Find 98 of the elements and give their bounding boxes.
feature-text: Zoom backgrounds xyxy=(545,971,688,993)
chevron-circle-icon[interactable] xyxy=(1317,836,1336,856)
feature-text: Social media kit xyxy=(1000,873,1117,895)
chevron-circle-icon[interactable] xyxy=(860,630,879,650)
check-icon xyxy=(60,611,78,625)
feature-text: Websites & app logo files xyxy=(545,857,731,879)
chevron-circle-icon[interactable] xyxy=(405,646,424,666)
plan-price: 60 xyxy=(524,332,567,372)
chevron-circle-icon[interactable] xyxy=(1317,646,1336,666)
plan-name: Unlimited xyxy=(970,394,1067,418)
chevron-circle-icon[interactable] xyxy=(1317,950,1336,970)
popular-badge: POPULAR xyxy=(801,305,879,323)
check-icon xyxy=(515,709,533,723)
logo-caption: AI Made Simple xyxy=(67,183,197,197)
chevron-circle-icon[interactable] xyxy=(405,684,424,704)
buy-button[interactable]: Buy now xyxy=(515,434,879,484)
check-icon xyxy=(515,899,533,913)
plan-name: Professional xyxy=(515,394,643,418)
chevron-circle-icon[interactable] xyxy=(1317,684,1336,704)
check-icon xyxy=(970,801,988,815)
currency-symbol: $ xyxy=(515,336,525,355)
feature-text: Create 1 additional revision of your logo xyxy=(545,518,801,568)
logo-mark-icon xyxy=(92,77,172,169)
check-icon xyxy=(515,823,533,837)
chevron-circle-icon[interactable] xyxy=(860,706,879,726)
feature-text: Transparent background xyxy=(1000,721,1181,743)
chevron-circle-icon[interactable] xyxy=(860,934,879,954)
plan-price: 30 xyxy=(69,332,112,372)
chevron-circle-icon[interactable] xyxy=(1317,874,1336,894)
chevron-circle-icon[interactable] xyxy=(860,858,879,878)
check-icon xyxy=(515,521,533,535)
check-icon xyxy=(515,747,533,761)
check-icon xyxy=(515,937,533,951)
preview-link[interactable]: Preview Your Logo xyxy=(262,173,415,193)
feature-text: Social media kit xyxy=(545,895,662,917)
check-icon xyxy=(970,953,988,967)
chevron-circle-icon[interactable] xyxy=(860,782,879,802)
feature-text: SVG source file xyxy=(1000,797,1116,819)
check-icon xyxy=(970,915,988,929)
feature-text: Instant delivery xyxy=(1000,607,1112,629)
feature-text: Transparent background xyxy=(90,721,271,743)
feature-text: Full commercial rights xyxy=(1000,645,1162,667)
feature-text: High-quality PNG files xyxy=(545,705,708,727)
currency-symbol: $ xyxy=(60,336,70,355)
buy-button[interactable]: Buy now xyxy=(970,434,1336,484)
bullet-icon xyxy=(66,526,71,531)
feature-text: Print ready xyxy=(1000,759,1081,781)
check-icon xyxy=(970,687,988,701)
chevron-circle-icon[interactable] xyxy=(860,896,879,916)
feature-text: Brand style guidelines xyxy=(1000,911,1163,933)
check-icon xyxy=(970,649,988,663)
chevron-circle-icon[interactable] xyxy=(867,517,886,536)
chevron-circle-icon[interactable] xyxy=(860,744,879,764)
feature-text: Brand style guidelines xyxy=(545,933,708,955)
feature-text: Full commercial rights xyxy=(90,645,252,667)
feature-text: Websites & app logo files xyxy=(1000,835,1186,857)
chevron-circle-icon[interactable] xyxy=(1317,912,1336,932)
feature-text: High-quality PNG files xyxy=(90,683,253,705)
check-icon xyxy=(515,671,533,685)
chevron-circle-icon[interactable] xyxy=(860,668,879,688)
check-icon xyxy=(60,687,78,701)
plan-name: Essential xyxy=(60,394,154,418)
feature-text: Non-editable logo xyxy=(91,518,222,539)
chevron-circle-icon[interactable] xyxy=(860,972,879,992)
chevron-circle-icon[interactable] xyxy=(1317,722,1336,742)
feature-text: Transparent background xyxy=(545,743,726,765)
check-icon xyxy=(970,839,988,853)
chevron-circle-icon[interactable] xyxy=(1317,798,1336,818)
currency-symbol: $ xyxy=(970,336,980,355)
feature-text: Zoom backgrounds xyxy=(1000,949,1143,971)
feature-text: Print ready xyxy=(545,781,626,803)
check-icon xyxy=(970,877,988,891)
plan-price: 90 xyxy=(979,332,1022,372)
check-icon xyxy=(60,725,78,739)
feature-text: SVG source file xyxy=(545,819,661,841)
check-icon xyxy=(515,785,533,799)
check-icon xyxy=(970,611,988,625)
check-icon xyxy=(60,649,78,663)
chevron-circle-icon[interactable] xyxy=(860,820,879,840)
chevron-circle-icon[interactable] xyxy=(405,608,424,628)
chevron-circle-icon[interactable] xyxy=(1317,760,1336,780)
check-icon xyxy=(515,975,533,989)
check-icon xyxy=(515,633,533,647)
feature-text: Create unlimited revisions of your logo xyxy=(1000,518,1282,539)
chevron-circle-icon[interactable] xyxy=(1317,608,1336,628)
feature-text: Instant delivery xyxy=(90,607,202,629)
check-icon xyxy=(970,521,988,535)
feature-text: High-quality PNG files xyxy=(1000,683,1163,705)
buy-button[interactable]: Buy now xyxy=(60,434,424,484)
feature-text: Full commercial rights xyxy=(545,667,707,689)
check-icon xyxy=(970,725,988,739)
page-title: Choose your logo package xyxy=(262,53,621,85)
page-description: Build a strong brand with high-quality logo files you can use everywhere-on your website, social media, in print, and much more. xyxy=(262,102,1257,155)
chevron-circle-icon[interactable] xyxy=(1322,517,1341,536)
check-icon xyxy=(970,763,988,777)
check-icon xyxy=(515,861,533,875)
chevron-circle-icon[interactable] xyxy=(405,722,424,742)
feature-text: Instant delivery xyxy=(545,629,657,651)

▬▬▬

Task goal: Copy all of the lines above word for word, changing nothing in any of them.

Full answer:
Find 98 of the elements and give their bounding boxes.
feature-text: Zoom backgrounds xyxy=(545,971,688,993)
chevron-circle-icon[interactable] xyxy=(1317,836,1336,856)
feature-text: Social media kit xyxy=(1000,873,1117,895)
chevron-circle-icon[interactable] xyxy=(860,630,879,650)
check-icon xyxy=(60,611,78,625)
feature-text: Websites & app logo files xyxy=(545,857,731,879)
chevron-circle-icon[interactable] xyxy=(405,646,424,666)
plan-price: 60 xyxy=(524,332,567,372)
chevron-circle-icon[interactable] xyxy=(1317,646,1336,666)
plan-name: Unlimited xyxy=(970,394,1067,418)
chevron-circle-icon[interactable] xyxy=(1317,950,1336,970)
popular-badge: POPULAR xyxy=(801,305,879,323)
check-icon xyxy=(515,709,533,723)
logo-caption: AI Made Simple xyxy=(67,183,197,197)
chevron-circle-icon[interactable] xyxy=(405,684,424,704)
buy-button[interactable]: Buy now xyxy=(515,434,879,484)
check-icon xyxy=(515,899,533,913)
plan-name: Professional xyxy=(515,394,643,418)
chevron-circle-icon[interactable] xyxy=(1317,684,1336,704)
check-icon xyxy=(970,801,988,815)
currency-symbol: $ xyxy=(515,336,525,355)
feature-text: Create 1 additional revision of your logo xyxy=(545,518,801,568)
logo-mark-icon xyxy=(92,77,172,169)
check-icon xyxy=(515,823,533,837)
chevron-circle-icon[interactable] xyxy=(860,706,879,726)
feature-text: Transparent background xyxy=(1000,721,1181,743)
chevron-circle-icon[interactable] xyxy=(860,934,879,954)
plan-price: 30 xyxy=(69,332,112,372)
chevron-circle-icon[interactable] xyxy=(1317,874,1336,894)
chevron-circle-icon[interactable] xyxy=(860,858,879,878)
check-icon xyxy=(515,521,533,535)
check-icon xyxy=(515,747,533,761)
check-icon xyxy=(515,937,533,951)
preview-link[interactable]: Preview Your Logo xyxy=(262,173,415,193)
feature-text: Social media kit xyxy=(545,895,662,917)
check-icon xyxy=(970,953,988,967)
chevron-circle-icon[interactable] xyxy=(860,782,879,802)
feature-text: SVG source file xyxy=(1000,797,1116,819)
check-icon xyxy=(970,915,988,929)
feature-text: Instant delivery xyxy=(1000,607,1112,629)
feature-text: Transparent background xyxy=(90,721,271,743)
feature-text: Full commercial rights xyxy=(1000,645,1162,667)
feature-text: High-quality PNG files xyxy=(545,705,708,727)
currency-symbol: $ xyxy=(60,336,70,355)
buy-button[interactable]: Buy now xyxy=(970,434,1336,484)
bullet-icon xyxy=(66,526,71,531)
feature-text: Print ready xyxy=(1000,759,1081,781)
check-icon xyxy=(970,687,988,701)
chevron-circle-icon[interactable] xyxy=(860,896,879,916)
feature-text: Brand style guidelines xyxy=(1000,911,1163,933)
check-icon xyxy=(970,649,988,663)
chevron-circle-icon[interactable] xyxy=(867,517,886,536)
chevron-circle-icon[interactable] xyxy=(860,744,879,764)
feature-text: Brand style guidelines xyxy=(545,933,708,955)
feature-text: Full commercial rights xyxy=(90,645,252,667)
feature-text: Websites & app logo files xyxy=(1000,835,1186,857)
chevron-circle-icon[interactable] xyxy=(1317,912,1336,932)
feature-text: High-quality PNG files xyxy=(90,683,253,705)
check-icon xyxy=(515,671,533,685)
chevron-circle-icon[interactable] xyxy=(860,668,879,688)
check-icon xyxy=(60,687,78,701)
plan-name: Essential xyxy=(60,394,154,418)
feature-text: Non-editable logo xyxy=(91,518,222,539)
chevron-circle-icon[interactable] xyxy=(860,972,879,992)
chevron-circle-icon[interactable] xyxy=(1317,722,1336,742)
feature-text: Transparent background xyxy=(545,743,726,765)
check-icon xyxy=(970,839,988,853)
chevron-circle-icon[interactable] xyxy=(1317,798,1336,818)
currency-symbol: $ xyxy=(970,336,980,355)
feature-text: Zoom backgrounds xyxy=(1000,949,1143,971)
feature-text: Print ready xyxy=(545,781,626,803)
check-icon xyxy=(970,877,988,891)
plan-price: 90 xyxy=(979,332,1022,372)
check-icon xyxy=(60,725,78,739)
feature-text: SVG source file xyxy=(545,819,661,841)
check-icon xyxy=(515,785,533,799)
check-icon xyxy=(970,611,988,625)
check-icon xyxy=(60,649,78,663)
chevron-circle-icon[interactable] xyxy=(860,820,879,840)
chevron-circle-icon[interactable] xyxy=(405,608,424,628)
chevron-circle-icon[interactable] xyxy=(1317,760,1336,780)
check-icon xyxy=(515,975,533,989)
check-icon xyxy=(515,633,533,647)
feature-text: Create unlimited revisions of your logo xyxy=(1000,518,1282,539)
chevron-circle-icon[interactable] xyxy=(1317,608,1336,628)
feature-text: Instant delivery xyxy=(90,607,202,629)
check-icon xyxy=(970,521,988,535)
feature-text: High-quality PNG files xyxy=(1000,683,1163,705)
buy-button[interactable]: Buy now xyxy=(60,434,424,484)
feature-text: Full commercial rights xyxy=(545,667,707,689)
check-icon xyxy=(970,725,988,739)
page-title: Choose your logo package xyxy=(262,53,621,85)
page-description: Build a strong brand with high-quality logo files you can use everywhere-on your website, social media, in print, and much more. xyxy=(262,102,1257,155)
chevron-circle-icon[interactable] xyxy=(1322,517,1341,536)
check-icon xyxy=(970,763,988,777)
check-icon xyxy=(515,861,533,875)
chevron-circle-icon[interactable] xyxy=(405,722,424,742)
feature-text: Instant delivery xyxy=(545,629,657,651)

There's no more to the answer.